> [Directions] Can you render the lines from the one with "candle xyxy=(34,371,38,387)" to the one with "time-tick-label: Aug xyxy=(504,534,522,545)", both included, as a numbered list with no blank lines?
# START OF Input rows
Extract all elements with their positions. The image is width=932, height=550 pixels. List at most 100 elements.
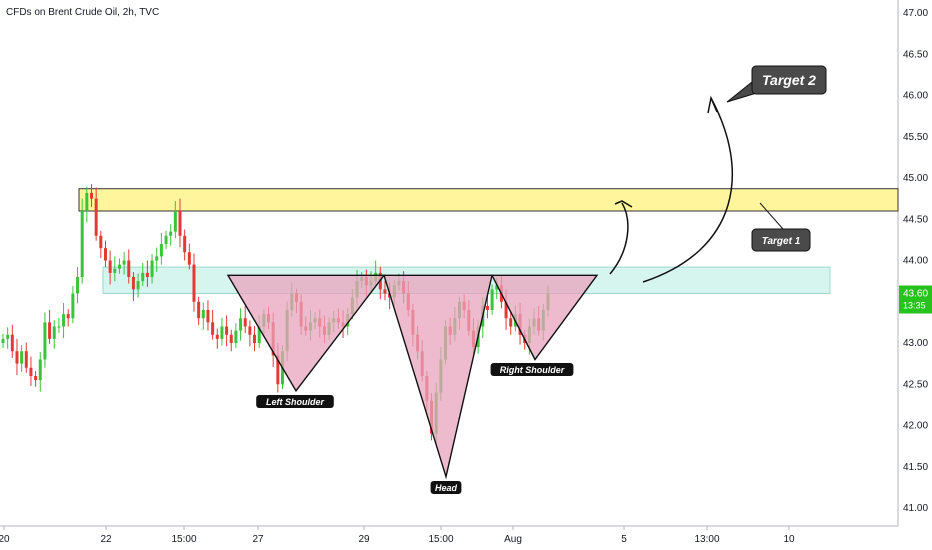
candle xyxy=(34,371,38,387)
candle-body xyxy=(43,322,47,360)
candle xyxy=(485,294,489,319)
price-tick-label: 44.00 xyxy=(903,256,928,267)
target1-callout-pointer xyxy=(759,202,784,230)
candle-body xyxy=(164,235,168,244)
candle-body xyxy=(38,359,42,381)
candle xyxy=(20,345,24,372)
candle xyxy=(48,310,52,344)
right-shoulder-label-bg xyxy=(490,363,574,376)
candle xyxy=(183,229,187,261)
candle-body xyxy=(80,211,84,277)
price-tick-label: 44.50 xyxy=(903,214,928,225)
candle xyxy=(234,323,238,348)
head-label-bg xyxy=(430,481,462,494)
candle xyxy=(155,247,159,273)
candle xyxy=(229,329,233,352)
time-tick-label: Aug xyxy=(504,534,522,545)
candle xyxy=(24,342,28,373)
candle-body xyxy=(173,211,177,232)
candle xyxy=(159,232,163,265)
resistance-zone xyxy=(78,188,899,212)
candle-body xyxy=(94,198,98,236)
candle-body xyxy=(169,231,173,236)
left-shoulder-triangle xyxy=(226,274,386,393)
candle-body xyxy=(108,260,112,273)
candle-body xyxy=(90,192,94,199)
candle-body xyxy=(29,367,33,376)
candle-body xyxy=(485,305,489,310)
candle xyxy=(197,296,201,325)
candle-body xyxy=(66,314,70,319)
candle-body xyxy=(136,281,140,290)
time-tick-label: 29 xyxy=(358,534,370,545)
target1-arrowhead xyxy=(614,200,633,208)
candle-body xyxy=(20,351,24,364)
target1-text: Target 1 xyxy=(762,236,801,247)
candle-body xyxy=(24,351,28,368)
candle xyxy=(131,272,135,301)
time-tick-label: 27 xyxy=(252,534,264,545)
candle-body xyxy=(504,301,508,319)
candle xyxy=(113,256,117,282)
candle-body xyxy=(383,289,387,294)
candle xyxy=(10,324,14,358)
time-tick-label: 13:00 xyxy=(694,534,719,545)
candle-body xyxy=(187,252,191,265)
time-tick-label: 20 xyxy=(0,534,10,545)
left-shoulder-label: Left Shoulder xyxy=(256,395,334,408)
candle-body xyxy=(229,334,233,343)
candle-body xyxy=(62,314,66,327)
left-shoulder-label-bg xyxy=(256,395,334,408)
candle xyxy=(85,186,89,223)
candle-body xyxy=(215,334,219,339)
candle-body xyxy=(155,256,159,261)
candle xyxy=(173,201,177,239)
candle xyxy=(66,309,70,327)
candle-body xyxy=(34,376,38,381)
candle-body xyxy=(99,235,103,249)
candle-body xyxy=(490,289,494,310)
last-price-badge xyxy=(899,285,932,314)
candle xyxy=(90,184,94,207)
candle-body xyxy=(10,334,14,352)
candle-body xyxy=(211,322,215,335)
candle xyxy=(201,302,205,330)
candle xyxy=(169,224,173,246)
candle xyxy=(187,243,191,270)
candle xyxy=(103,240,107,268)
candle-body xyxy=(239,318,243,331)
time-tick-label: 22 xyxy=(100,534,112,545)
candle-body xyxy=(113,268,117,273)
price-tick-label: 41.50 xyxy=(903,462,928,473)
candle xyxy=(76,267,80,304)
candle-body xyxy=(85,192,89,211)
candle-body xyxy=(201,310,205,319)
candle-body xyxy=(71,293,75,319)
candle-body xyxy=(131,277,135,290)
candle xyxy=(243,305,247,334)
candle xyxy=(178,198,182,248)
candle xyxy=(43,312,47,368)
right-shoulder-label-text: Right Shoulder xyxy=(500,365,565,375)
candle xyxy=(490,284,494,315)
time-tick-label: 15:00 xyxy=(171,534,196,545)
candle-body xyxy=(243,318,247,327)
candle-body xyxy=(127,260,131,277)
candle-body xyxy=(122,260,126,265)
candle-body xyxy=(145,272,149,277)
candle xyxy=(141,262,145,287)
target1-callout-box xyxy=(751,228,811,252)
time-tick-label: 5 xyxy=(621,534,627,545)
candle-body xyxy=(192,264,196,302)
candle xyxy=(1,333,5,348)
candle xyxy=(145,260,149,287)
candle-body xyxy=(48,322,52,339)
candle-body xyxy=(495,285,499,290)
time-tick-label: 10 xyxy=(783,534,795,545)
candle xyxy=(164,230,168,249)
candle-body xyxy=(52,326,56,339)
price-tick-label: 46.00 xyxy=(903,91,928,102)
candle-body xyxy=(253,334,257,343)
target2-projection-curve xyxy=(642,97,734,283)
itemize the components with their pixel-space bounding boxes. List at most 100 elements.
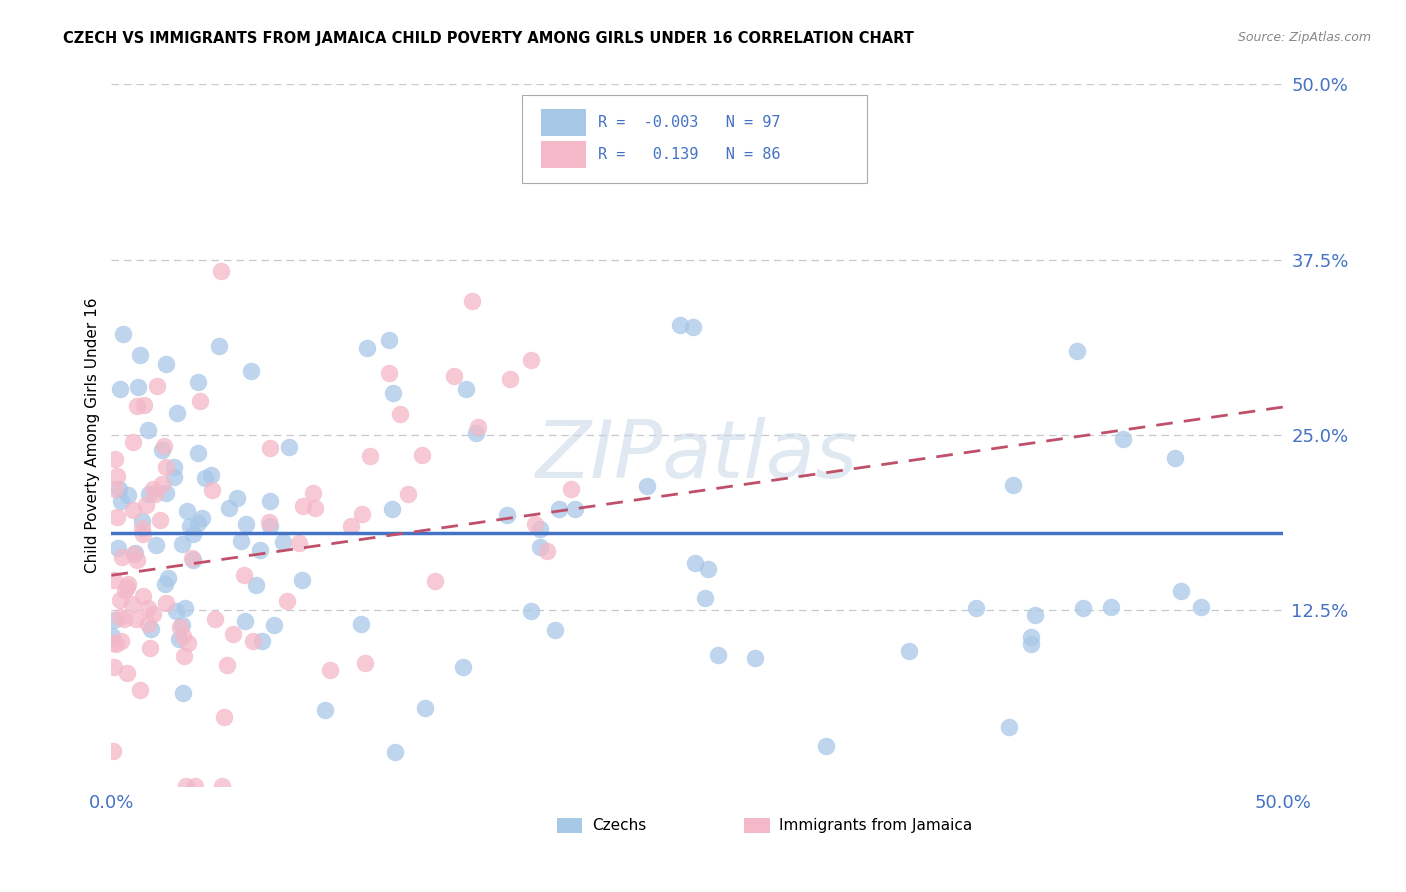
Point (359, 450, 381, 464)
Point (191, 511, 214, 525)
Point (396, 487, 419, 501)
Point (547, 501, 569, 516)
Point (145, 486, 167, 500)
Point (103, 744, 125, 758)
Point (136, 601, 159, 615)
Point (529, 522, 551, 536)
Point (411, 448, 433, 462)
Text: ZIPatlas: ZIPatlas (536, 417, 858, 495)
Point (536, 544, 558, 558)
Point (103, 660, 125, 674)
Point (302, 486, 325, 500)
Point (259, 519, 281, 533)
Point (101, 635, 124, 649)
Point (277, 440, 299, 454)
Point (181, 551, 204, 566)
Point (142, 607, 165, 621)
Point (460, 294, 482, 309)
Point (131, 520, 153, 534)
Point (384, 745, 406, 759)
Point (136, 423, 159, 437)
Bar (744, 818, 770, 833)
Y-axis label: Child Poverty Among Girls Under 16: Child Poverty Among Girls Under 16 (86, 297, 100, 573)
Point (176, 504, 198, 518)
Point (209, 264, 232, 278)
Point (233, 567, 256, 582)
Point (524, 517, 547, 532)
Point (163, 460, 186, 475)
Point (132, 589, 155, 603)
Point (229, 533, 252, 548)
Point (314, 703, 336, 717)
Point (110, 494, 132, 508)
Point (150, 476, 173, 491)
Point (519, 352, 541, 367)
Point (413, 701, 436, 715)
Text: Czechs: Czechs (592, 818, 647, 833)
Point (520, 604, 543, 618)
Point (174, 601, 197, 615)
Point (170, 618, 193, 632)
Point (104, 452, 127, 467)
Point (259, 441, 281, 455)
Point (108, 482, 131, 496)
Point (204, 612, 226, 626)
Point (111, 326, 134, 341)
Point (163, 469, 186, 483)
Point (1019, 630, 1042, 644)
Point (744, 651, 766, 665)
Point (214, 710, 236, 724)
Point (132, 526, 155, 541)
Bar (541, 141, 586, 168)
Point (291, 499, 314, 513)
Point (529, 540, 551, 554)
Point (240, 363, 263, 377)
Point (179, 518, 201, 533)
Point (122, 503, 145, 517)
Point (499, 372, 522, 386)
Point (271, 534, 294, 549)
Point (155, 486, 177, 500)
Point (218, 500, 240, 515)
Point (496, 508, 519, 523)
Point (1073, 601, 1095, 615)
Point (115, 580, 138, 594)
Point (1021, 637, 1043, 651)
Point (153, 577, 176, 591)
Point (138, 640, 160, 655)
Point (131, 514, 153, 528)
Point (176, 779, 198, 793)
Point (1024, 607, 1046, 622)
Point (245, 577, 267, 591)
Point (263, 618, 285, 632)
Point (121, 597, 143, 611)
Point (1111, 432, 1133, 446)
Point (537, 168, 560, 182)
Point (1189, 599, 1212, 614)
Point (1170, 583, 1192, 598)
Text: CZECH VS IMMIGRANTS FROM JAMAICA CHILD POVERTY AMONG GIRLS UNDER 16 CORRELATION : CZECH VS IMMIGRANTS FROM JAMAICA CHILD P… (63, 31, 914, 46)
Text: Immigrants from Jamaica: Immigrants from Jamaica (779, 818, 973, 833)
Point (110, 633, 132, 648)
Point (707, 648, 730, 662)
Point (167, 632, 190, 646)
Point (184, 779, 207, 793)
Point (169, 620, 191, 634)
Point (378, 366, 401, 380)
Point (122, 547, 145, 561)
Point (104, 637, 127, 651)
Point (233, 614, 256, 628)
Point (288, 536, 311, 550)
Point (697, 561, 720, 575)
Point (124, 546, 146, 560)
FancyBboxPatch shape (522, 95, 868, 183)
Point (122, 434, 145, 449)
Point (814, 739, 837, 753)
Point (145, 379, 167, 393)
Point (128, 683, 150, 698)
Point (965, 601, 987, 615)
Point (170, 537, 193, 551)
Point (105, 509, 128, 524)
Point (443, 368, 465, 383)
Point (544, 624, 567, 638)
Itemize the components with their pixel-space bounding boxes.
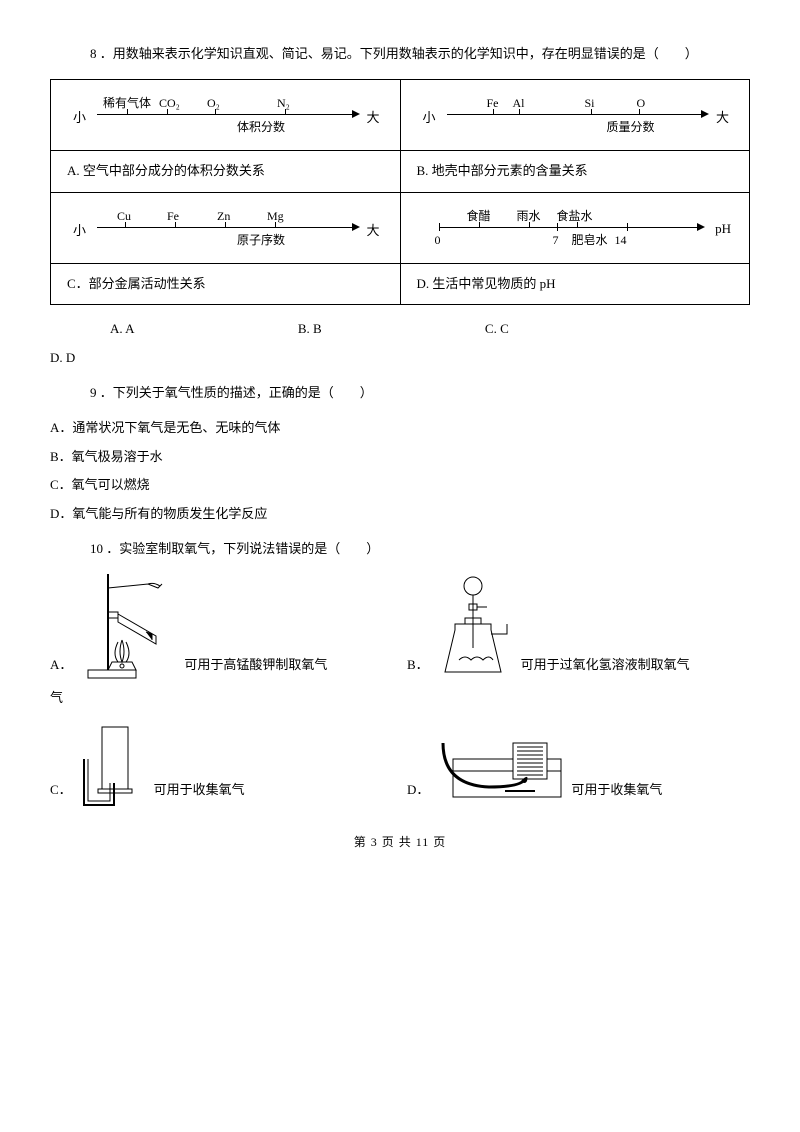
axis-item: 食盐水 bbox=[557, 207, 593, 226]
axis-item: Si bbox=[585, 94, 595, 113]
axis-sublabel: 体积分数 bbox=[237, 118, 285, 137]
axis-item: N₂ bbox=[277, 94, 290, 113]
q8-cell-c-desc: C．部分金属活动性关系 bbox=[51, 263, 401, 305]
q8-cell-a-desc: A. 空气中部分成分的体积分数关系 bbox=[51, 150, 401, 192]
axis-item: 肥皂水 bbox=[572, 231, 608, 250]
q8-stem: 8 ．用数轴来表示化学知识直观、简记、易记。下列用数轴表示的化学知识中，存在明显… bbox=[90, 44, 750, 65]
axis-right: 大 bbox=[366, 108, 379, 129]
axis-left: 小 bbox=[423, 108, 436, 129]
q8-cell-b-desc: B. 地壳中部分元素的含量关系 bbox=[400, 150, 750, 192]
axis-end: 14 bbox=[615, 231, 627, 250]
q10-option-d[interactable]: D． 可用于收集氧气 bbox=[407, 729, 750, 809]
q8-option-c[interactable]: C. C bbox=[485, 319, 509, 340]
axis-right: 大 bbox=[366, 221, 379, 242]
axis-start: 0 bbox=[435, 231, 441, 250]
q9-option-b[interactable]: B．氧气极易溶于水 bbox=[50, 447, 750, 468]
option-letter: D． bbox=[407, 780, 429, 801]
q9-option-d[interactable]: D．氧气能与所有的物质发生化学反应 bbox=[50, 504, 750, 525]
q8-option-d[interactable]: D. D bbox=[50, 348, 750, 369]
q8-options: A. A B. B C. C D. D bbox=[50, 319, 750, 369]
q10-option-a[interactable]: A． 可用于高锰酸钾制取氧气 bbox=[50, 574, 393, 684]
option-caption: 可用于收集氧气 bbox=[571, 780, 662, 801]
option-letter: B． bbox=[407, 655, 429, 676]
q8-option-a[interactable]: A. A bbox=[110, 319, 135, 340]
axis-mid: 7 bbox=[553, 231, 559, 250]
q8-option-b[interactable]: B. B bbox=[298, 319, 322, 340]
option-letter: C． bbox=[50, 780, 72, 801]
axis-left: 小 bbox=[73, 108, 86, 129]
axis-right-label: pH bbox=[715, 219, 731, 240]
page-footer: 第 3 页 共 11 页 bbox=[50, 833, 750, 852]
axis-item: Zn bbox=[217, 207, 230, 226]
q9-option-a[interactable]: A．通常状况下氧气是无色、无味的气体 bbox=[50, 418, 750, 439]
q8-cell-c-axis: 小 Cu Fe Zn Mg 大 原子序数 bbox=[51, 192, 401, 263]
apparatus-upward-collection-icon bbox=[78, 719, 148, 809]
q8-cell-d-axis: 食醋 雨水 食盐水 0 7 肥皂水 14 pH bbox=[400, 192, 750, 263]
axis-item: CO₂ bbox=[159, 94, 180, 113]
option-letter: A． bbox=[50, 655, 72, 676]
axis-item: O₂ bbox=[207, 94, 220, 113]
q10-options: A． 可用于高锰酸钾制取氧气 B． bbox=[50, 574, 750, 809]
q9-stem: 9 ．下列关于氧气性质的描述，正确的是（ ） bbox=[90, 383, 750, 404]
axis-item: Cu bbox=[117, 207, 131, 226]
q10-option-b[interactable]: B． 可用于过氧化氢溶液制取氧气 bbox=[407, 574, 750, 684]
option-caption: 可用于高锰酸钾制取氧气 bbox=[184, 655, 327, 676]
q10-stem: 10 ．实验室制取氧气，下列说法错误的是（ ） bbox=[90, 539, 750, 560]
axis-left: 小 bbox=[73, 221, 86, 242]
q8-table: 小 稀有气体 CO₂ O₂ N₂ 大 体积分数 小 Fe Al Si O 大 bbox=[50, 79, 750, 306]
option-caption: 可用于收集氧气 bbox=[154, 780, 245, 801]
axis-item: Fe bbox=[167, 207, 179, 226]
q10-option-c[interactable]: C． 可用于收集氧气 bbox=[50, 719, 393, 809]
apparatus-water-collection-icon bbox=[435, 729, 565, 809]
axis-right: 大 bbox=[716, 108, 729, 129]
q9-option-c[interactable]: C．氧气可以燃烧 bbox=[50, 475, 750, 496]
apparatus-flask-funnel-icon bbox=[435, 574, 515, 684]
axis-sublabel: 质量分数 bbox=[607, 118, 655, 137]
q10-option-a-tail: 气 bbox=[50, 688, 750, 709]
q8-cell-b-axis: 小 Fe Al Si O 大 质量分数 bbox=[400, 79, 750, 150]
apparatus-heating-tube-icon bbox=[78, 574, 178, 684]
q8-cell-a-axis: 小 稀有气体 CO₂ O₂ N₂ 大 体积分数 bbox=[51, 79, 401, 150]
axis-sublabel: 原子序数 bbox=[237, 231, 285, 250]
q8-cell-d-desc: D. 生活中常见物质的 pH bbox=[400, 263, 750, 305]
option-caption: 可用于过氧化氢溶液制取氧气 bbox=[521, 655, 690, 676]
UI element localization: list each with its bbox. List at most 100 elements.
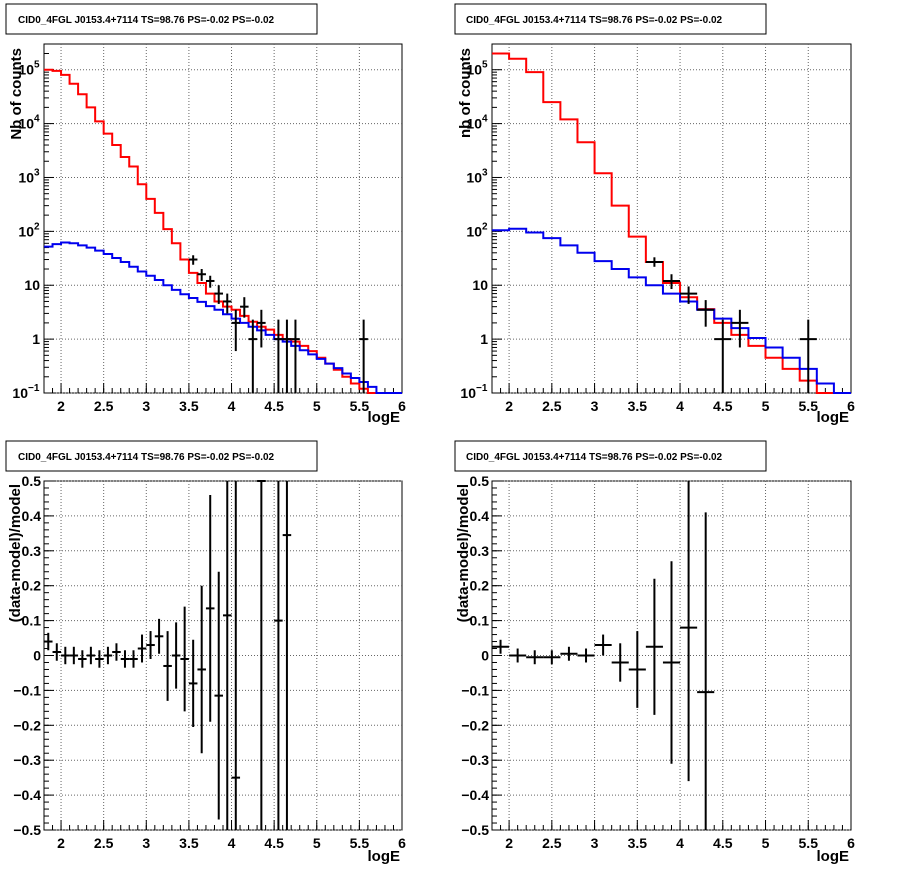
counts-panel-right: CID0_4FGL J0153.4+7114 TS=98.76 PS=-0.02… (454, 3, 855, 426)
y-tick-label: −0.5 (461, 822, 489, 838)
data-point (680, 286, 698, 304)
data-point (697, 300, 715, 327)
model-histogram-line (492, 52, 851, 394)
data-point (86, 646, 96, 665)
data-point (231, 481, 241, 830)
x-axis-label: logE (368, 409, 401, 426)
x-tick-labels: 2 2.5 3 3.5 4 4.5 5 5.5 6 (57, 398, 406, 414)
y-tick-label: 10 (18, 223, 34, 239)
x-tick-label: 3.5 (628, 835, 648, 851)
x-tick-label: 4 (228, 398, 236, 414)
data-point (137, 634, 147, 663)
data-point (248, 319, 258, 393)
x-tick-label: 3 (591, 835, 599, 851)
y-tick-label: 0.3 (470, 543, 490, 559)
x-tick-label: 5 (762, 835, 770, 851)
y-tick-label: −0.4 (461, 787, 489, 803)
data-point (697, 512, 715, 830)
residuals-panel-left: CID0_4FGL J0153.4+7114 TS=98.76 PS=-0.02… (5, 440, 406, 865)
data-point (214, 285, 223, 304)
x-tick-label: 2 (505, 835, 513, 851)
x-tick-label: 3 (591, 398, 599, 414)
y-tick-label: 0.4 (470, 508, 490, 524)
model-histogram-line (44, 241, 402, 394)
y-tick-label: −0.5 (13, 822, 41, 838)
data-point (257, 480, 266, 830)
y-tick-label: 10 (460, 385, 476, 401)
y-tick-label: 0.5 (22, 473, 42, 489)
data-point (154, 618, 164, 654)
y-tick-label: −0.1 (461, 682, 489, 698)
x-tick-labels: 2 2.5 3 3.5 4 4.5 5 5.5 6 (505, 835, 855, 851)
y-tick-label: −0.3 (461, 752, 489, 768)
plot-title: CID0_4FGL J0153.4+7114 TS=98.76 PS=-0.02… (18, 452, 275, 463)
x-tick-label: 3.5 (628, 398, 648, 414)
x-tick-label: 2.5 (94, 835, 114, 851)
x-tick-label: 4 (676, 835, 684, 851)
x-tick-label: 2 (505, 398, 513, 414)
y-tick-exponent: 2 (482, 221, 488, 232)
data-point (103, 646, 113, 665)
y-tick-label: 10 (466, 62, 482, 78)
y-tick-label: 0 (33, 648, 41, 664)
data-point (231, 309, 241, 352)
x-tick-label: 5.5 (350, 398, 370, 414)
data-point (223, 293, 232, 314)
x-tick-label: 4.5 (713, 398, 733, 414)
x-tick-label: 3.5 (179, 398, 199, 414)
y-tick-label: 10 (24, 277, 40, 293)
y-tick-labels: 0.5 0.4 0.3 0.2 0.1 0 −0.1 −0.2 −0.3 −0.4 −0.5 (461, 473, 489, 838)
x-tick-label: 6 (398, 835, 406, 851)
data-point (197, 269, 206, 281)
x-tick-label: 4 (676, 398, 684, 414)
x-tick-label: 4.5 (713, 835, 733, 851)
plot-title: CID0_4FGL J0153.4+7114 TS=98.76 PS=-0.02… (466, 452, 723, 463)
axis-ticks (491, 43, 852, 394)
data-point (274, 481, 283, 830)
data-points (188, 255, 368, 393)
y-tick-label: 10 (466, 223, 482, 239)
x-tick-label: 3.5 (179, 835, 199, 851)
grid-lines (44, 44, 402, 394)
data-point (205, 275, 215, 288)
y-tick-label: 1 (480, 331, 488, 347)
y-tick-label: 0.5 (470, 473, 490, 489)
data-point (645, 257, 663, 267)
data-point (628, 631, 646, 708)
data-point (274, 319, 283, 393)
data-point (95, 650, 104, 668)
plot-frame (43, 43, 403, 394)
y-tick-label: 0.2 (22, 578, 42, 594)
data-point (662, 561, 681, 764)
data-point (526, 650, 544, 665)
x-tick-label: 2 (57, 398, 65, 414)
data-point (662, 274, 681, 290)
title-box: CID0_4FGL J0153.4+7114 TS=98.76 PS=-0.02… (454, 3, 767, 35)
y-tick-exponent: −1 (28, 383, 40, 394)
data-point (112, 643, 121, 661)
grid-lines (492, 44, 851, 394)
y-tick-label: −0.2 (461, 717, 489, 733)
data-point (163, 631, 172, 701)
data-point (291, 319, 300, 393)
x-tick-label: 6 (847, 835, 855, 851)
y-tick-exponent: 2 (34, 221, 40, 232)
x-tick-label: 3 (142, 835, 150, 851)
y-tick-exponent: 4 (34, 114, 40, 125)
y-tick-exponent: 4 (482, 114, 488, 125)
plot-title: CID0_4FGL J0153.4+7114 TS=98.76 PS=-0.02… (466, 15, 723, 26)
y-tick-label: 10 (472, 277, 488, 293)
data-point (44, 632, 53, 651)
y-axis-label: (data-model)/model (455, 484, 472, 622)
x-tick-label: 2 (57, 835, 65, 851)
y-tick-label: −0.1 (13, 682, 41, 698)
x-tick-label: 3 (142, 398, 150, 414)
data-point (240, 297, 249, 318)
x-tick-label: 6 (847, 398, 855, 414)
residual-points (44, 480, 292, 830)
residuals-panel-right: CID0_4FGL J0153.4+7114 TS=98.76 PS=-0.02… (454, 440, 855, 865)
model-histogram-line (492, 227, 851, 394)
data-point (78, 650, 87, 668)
# END OF Input rows
> [Exercise output]
1. candle xyxy=(34,371,38,387)
2. candle-body xyxy=(43,322,47,360)
3. candle xyxy=(485,294,489,319)
4. price-tick-label: 44.00 xyxy=(903,256,928,267)
5. target1-callout-pointer xyxy=(759,202,784,230)
6. candle-body xyxy=(164,235,168,244)
7. candle-body xyxy=(38,359,42,381)
8. candle xyxy=(20,345,24,372)
9. candle xyxy=(48,310,52,344)
10. right-shoulder-label-bg xyxy=(490,363,574,376)
11. candle xyxy=(183,229,187,261)
12. candle-body xyxy=(80,211,84,277)
13. price-tick-label: 44.50 xyxy=(903,214,928,225)
14. candle xyxy=(234,323,238,348)
15. head-label-bg xyxy=(430,481,462,494)
16. candle xyxy=(155,247,159,273)
17. candle xyxy=(229,329,233,352)
18. time-tick-label: Aug xyxy=(504,534,522,545)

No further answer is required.